▸ Short task: Copy the following lines down word for word.

▸ Dataset records:

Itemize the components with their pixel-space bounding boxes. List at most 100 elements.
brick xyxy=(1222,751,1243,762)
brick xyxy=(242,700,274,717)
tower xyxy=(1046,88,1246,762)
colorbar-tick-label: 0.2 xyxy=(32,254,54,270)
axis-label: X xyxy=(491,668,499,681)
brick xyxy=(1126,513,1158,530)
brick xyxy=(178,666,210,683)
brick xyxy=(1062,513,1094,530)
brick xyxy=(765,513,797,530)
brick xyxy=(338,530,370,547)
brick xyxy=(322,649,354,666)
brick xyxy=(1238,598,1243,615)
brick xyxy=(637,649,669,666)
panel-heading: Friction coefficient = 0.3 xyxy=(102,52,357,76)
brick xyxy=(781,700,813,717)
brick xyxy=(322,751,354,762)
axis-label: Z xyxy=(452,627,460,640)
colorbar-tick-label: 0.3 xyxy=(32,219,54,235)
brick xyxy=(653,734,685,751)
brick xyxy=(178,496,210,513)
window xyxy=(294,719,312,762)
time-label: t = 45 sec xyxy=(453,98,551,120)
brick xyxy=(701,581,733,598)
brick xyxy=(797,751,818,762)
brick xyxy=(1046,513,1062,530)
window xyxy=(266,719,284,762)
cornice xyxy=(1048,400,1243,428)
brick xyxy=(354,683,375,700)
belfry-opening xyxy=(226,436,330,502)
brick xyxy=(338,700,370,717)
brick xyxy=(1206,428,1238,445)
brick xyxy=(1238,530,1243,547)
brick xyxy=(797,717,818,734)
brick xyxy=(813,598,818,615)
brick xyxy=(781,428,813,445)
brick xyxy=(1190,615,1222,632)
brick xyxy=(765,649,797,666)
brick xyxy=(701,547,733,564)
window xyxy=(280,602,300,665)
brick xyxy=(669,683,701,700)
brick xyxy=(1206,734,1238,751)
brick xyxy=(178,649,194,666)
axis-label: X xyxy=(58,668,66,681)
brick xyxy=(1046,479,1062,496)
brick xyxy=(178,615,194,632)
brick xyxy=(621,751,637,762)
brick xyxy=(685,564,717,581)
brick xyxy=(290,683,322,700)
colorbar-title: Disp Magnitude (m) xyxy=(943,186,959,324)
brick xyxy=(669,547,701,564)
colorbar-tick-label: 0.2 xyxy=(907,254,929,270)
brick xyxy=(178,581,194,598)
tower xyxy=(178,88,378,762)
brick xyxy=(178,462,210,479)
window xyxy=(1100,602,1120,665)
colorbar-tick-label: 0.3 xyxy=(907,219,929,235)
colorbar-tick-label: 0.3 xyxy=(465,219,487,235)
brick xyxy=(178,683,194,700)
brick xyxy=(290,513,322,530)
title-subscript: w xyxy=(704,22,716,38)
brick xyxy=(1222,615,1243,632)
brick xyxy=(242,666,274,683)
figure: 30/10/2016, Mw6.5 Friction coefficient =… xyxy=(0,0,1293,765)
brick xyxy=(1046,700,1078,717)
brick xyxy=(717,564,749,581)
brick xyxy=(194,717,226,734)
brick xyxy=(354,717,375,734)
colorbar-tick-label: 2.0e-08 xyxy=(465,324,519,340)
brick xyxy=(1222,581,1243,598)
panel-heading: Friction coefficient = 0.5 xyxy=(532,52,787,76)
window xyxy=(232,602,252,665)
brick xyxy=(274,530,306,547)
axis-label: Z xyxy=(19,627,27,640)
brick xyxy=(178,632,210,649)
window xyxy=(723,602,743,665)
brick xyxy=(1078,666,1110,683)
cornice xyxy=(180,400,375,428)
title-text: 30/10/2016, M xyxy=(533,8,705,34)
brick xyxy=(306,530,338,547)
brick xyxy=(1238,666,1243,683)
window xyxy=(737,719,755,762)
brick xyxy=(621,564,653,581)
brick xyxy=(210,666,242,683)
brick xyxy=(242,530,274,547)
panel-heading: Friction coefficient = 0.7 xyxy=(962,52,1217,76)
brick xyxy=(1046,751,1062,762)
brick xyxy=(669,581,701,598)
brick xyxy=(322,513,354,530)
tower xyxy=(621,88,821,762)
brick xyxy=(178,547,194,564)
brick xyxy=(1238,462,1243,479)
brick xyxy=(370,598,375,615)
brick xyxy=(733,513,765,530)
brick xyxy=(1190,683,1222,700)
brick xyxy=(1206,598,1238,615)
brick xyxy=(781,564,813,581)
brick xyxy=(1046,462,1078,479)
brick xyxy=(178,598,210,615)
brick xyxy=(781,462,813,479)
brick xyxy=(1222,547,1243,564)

▸ Result of this task:
Itemize the components with their pixel-space bounding boxes. List at most 100 elements.
brick xyxy=(1222,751,1243,762)
brick xyxy=(242,700,274,717)
tower xyxy=(1046,88,1246,762)
colorbar-tick-label: 0.2 xyxy=(32,254,54,270)
axis-label: X xyxy=(491,668,499,681)
brick xyxy=(1126,513,1158,530)
brick xyxy=(178,666,210,683)
brick xyxy=(1062,513,1094,530)
brick xyxy=(765,513,797,530)
brick xyxy=(338,530,370,547)
brick xyxy=(322,649,354,666)
brick xyxy=(1238,598,1243,615)
brick xyxy=(637,649,669,666)
panel-heading: Friction coefficient = 0.3 xyxy=(102,52,357,76)
brick xyxy=(781,700,813,717)
brick xyxy=(322,751,354,762)
axis-label: Z xyxy=(452,627,460,640)
colorbar-tick-label: 0.3 xyxy=(32,219,54,235)
brick xyxy=(653,734,685,751)
brick xyxy=(178,496,210,513)
window xyxy=(294,719,312,762)
time-label: t = 45 sec xyxy=(453,98,551,120)
brick xyxy=(701,581,733,598)
brick xyxy=(797,751,818,762)
brick xyxy=(1046,513,1062,530)
window xyxy=(266,719,284,762)
cornice xyxy=(1048,400,1243,428)
brick xyxy=(354,683,375,700)
belfry-opening xyxy=(226,436,330,502)
brick xyxy=(338,700,370,717)
brick xyxy=(1206,428,1238,445)
brick xyxy=(1238,530,1243,547)
brick xyxy=(797,717,818,734)
brick xyxy=(813,598,818,615)
brick xyxy=(781,428,813,445)
brick xyxy=(1190,615,1222,632)
brick xyxy=(765,649,797,666)
brick xyxy=(701,547,733,564)
window xyxy=(280,602,300,665)
brick xyxy=(669,683,701,700)
brick xyxy=(1206,734,1238,751)
brick xyxy=(178,649,194,666)
axis-label: X xyxy=(58,668,66,681)
brick xyxy=(1046,479,1062,496)
brick xyxy=(178,615,194,632)
brick xyxy=(621,751,637,762)
brick xyxy=(685,564,717,581)
brick xyxy=(290,683,322,700)
colorbar-title: Disp Magnitude (m) xyxy=(943,186,959,324)
brick xyxy=(669,547,701,564)
colorbar-tick-label: 0.2 xyxy=(907,254,929,270)
brick xyxy=(178,581,194,598)
tower xyxy=(178,88,378,762)
brick xyxy=(178,462,210,479)
window xyxy=(1100,602,1120,665)
colorbar-tick-label: 0.3 xyxy=(907,219,929,235)
colorbar-tick-label: 0.3 xyxy=(465,219,487,235)
brick xyxy=(178,683,194,700)
brick xyxy=(290,513,322,530)
title-subscript: w xyxy=(704,22,716,38)
brick xyxy=(1222,615,1243,632)
brick xyxy=(242,666,274,683)
figure: 30/10/2016, Mw6.5 Friction coefficient =… xyxy=(0,0,1293,765)
brick xyxy=(1046,700,1078,717)
brick xyxy=(717,564,749,581)
brick xyxy=(194,717,226,734)
brick xyxy=(354,717,375,734)
colorbar-tick-label: 2.0e-08 xyxy=(465,324,519,340)
brick xyxy=(1222,581,1243,598)
panel-heading: Friction coefficient = 0.5 xyxy=(532,52,787,76)
window xyxy=(232,602,252,665)
brick xyxy=(274,530,306,547)
axis-label: Z xyxy=(19,627,27,640)
brick xyxy=(178,632,210,649)
window xyxy=(723,602,743,665)
brick xyxy=(1078,666,1110,683)
cornice xyxy=(180,400,375,428)
title-text: 30/10/2016, M xyxy=(533,8,705,34)
brick xyxy=(306,530,338,547)
brick xyxy=(1238,666,1243,683)
window xyxy=(737,719,755,762)
brick xyxy=(621,564,653,581)
brick xyxy=(210,666,242,683)
brick xyxy=(242,530,274,547)
panel-heading: Friction coefficient = 0.7 xyxy=(962,52,1217,76)
brick xyxy=(1046,751,1062,762)
brick xyxy=(669,581,701,598)
brick xyxy=(322,513,354,530)
tower xyxy=(621,88,821,762)
brick xyxy=(178,547,194,564)
brick xyxy=(1238,462,1243,479)
brick xyxy=(370,598,375,615)
brick xyxy=(733,513,765,530)
brick xyxy=(1190,683,1222,700)
brick xyxy=(1206,598,1238,615)
brick xyxy=(781,564,813,581)
brick xyxy=(1046,462,1078,479)
brick xyxy=(178,598,210,615)
brick xyxy=(781,462,813,479)
brick xyxy=(1222,547,1243,564)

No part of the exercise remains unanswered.